### Written request:
Gather all lines with the word "حماس" in them.

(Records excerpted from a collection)
---------------
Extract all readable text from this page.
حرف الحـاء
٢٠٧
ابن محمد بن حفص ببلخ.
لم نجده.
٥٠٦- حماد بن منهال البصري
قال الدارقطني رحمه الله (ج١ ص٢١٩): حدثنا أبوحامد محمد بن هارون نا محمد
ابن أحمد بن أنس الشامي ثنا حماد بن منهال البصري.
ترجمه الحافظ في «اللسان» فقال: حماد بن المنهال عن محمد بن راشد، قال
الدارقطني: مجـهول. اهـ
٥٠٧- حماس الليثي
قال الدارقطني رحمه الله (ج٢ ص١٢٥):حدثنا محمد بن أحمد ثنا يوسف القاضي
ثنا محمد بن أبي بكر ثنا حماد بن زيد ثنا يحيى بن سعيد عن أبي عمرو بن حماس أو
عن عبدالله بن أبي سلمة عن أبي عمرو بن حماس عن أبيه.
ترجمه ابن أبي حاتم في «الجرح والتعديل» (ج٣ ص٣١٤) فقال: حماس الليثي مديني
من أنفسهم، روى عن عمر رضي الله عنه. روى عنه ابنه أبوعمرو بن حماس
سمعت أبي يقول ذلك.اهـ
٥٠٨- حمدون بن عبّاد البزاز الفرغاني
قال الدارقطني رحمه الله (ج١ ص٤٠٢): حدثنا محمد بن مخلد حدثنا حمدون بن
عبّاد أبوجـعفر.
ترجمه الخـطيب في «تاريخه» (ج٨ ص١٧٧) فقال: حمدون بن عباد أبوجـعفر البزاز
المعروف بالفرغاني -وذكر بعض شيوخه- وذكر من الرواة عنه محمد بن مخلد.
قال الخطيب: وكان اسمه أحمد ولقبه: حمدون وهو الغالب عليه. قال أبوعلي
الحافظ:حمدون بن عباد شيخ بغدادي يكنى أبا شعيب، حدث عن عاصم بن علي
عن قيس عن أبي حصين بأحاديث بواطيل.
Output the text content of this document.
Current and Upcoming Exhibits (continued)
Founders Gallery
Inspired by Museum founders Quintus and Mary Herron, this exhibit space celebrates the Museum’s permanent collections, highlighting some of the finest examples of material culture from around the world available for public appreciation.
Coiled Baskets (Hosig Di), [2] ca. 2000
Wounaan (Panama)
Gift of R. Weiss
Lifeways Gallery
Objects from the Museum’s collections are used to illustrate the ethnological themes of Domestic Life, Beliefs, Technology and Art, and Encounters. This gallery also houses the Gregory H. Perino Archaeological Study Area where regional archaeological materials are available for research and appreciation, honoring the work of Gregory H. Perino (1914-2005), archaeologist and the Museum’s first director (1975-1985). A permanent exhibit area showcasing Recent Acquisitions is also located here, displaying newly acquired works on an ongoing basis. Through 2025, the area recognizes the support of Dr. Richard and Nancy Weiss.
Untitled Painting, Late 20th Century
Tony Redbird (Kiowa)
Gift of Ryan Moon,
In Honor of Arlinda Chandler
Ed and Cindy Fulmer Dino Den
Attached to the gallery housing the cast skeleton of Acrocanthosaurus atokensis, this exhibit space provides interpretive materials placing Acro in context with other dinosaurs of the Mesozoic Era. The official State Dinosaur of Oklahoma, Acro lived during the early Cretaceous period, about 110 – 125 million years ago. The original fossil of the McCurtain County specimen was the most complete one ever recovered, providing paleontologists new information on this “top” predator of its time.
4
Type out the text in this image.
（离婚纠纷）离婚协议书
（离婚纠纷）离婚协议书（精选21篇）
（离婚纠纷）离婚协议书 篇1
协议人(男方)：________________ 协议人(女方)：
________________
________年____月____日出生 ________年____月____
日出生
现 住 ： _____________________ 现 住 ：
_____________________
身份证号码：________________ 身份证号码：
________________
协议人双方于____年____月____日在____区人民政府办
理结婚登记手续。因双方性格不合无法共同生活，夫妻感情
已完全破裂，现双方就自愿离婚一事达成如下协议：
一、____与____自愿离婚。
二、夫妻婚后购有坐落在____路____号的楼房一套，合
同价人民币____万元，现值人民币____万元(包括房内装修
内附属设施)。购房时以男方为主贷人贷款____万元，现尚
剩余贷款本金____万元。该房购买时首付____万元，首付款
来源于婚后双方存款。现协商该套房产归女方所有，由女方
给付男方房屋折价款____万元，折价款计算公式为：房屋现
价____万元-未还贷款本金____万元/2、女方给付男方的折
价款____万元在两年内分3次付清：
---------------
### Answer to this problem:
٥٠٧- حماس الليثي
ثنا محمد بن أبي بكر ثنا حماد بن زيد ثنا يحيى بن سعيد عن أبي عمرو بن حماس أو
عن عبدالله بن أبي سلمة عن أبي عمرو بن حماس عن أبيه.
ترجمه ابن أبي حاتم في «الجرح والتعديل» (ج٣ ص٣١٤) فقال: حماس الليثي مديني
من أنفسهم، روى عن عمر رضي الله عنه. روى عنه ابنه أبوعمرو بن حماس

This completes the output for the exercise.